### INSTRUCTION
Where does the string "name" appear? Copy every line of the entries below that holds it.

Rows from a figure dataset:
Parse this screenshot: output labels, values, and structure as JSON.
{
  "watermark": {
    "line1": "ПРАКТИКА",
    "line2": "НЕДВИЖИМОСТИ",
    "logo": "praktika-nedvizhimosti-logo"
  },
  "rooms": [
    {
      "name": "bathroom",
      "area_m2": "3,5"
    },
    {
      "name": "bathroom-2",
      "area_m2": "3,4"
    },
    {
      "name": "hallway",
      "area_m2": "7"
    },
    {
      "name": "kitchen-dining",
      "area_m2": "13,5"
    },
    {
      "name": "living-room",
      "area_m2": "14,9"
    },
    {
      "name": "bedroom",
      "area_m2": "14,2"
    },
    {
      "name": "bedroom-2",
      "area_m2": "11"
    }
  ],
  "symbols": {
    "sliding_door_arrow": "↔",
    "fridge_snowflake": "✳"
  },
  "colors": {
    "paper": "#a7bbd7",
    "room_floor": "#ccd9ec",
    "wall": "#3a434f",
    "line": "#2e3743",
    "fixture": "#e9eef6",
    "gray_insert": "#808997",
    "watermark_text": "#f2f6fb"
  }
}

### TASK SOLUTION
      "name": "bathroom",
      "name": "bathroom-2",
      "name": "hallway",
      "name": "kitchen-dining",
      "name": "living-room",
      "name": "bedroom",
      "name": "bedroom-2",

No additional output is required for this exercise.